§ Stored records
····················
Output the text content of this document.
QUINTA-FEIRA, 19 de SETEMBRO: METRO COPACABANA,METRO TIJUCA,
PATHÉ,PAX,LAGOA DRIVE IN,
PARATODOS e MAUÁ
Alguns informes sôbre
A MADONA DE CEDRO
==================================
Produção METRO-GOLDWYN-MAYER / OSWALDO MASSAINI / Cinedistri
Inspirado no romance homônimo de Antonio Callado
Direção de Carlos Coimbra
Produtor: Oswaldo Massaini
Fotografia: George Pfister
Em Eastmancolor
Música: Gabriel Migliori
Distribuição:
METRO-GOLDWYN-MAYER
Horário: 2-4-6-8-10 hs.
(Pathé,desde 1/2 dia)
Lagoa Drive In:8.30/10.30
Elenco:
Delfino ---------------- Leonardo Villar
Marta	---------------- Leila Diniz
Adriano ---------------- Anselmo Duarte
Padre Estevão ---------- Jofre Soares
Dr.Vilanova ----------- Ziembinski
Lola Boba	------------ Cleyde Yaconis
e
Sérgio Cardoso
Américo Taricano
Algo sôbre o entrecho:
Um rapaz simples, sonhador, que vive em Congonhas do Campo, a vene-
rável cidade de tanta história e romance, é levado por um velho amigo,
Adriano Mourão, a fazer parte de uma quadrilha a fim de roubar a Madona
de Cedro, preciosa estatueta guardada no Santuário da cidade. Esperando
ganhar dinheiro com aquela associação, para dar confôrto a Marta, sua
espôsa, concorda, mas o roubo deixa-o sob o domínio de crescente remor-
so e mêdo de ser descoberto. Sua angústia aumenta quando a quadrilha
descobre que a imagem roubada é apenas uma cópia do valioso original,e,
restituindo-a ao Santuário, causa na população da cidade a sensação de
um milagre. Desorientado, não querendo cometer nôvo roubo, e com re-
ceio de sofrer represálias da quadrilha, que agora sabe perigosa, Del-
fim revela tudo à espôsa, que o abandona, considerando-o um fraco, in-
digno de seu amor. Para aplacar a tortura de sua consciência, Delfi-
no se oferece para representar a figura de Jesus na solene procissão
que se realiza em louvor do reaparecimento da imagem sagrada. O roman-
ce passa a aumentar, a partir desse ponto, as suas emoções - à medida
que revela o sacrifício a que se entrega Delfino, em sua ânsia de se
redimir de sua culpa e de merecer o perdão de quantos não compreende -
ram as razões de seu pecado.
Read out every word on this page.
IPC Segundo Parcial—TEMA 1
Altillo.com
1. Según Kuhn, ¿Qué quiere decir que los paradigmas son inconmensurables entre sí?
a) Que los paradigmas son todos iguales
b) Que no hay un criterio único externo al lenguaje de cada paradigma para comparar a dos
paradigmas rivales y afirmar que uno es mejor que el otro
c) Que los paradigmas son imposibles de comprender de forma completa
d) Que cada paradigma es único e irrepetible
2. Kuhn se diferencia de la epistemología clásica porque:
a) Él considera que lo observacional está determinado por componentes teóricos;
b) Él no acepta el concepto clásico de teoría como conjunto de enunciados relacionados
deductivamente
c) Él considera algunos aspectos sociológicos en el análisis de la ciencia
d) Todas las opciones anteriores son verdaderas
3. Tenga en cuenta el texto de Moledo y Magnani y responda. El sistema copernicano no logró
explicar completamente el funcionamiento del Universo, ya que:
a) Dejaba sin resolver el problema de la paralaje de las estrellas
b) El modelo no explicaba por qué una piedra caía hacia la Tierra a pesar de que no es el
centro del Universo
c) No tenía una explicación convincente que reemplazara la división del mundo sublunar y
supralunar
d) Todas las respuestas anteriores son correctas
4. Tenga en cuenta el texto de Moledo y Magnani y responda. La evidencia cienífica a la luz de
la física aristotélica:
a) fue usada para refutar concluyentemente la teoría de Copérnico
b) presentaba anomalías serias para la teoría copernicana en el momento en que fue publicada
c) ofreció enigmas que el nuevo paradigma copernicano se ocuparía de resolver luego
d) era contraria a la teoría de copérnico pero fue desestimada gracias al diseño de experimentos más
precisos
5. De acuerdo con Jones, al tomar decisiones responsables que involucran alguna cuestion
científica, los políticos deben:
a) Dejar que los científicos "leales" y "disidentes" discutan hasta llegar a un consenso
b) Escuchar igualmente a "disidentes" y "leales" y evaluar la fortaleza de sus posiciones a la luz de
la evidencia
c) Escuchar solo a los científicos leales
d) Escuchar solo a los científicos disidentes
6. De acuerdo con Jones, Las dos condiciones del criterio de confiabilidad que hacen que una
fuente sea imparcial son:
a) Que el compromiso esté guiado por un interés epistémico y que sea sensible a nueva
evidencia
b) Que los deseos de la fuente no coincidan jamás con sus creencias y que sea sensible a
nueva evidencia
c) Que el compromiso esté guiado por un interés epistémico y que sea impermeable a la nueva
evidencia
····················
§ Task details
Exactly as shown above, return every record.

§ Solution for this exercise
Output the text content of this document.
QUINTA-FEIRA, 19 de SETEMBRO: METRO COPACABANA,METRO TIJUCA,
PATHÉ,PAX,LAGOA DRIVE IN,
PARATODOS e MAUÁ
Alguns informes sôbre
A MADONA DE CEDRO
==================================
Produção METRO-GOLDWYN-MAYER / OSWALDO MASSAINI / Cinedistri
Inspirado no romance homônimo de Antonio Callado
Direção de Carlos Coimbra
Produtor: Oswaldo Massaini
Fotografia: George Pfister
Em Eastmancolor
Música: Gabriel Migliori
Distribuição:
METRO-GOLDWYN-MAYER
Horário: 2-4-6-8-10 hs.
(Pathé,desde 1/2 dia)
Lagoa Drive In:8.30/10.30
Elenco:
Delfino ---------------- Leonardo Villar
Marta	---------------- Leila Diniz
Adriano ---------------- Anselmo Duarte
Padre Estevão ---------- Jofre Soares
Dr.Vilanova ----------- Ziembinski
Lola Boba	------------ Cleyde Yaconis
e
Sérgio Cardoso
Américo Taricano
Algo sôbre o entrecho:
Um rapaz simples, sonhador, que vive em Congonhas do Campo, a vene-
rável cidade de tanta história e romance, é levado por um velho amigo,
Adriano Mourão, a fazer parte de uma quadrilha a fim de roubar a Madona
de Cedro, preciosa estatueta guardada no Santuário da cidade. Esperando
ganhar dinheiro com aquela associação, para dar confôrto a Marta, sua
espôsa, concorda, mas o roubo deixa-o sob o domínio de crescente remor-
so e mêdo de ser descoberto. Sua angústia aumenta quando a quadrilha
descobre que a imagem roubada é apenas uma cópia do valioso original,e,
restituindo-a ao Santuário, causa na população da cidade a sensação de
um milagre. Desorientado, não querendo cometer nôvo roubo, e com re-
ceio de sofrer represálias da quadrilha, que agora sabe perigosa, Del-
fim revela tudo à espôsa, que o abandona, considerando-o um fraco, in-
digno de seu amor. Para aplacar a tortura de sua consciência, Delfi-
no se oferece para representar a figura de Jesus na solene procissão
que se realiza em louvor do reaparecimento da imagem sagrada. O roman-
ce passa a aumentar, a partir desse ponto, as suas emoções - à medida
que revela o sacrifício a que se entrega Delfino, em sua ânsia de se
redimir de sua culpa e de merecer o perdão de quantos não compreende -
ram as razões de seu pecado.
Read out every word on this page.
IPC Segundo Parcial—TEMA 1
Altillo.com
1. Según Kuhn, ¿Qué quiere decir que los paradigmas son inconmensurables entre sí?
a) Que los paradigmas son todos iguales
b) Que no hay un criterio único externo al lenguaje de cada paradigma para comparar a dos
paradigmas rivales y afirmar que uno es mejor que el otro
c) Que los paradigmas son imposibles de comprender de forma completa
d) Que cada paradigma es único e irrepetible
2. Kuhn se diferencia de la epistemología clásica porque:
a) Él considera que lo observacional está determinado por componentes teóricos;
b) Él no acepta el concepto clásico de teoría como conjunto de enunciados relacionados
deductivamente
c) Él considera algunos aspectos sociológicos en el análisis de la ciencia
d) Todas las opciones anteriores son verdaderas
3. Tenga en cuenta el texto de Moledo y Magnani y responda. El sistema copernicano no logró
explicar completamente el funcionamiento del Universo, ya que:
a) Dejaba sin resolver el problema de la paralaje de las estrellas
b) El modelo no explicaba por qué una piedra caía hacia la Tierra a pesar de que no es el
centro del Universo
c) No tenía una explicación convincente que reemplazara la división del mundo sublunar y
supralunar
d) Todas las respuestas anteriores son correctas
4. Tenga en cuenta el texto de Moledo y Magnani y responda. La evidencia cienífica a la luz de
la física aristotélica:
a) fue usada para refutar concluyentemente la teoría de Copérnico
b) presentaba anomalías serias para la teoría copernicana en el momento en que fue publicada
c) ofreció enigmas que el nuevo paradigma copernicano se ocuparía de resolver luego
d) era contraria a la teoría de copérnico pero fue desestimada gracias al diseño de experimentos más
precisos
5. De acuerdo con Jones, al tomar decisiones responsables que involucran alguna cuestion
científica, los políticos deben:
a) Dejar que los científicos "leales" y "disidentes" discutan hasta llegar a un consenso
b) Escuchar igualmente a "disidentes" y "leales" y evaluar la fortaleza de sus posiciones a la luz de
la evidencia
c) Escuchar solo a los científicos leales
d) Escuchar solo a los científicos disidentes
6. De acuerdo con Jones, Las dos condiciones del criterio de confiabilidad que hacen que una
fuente sea imparcial son:
a) Que el compromiso esté guiado por un interés epistémico y que sea sensible a nueva
evidencia
b) Que los deseos de la fuente no coincidan jamás con sus creencias y que sea sensible a
nueva evidencia
c) Que el compromiso esté guiado por un interés epistémico y que sea impermeable a la nueva
evidencia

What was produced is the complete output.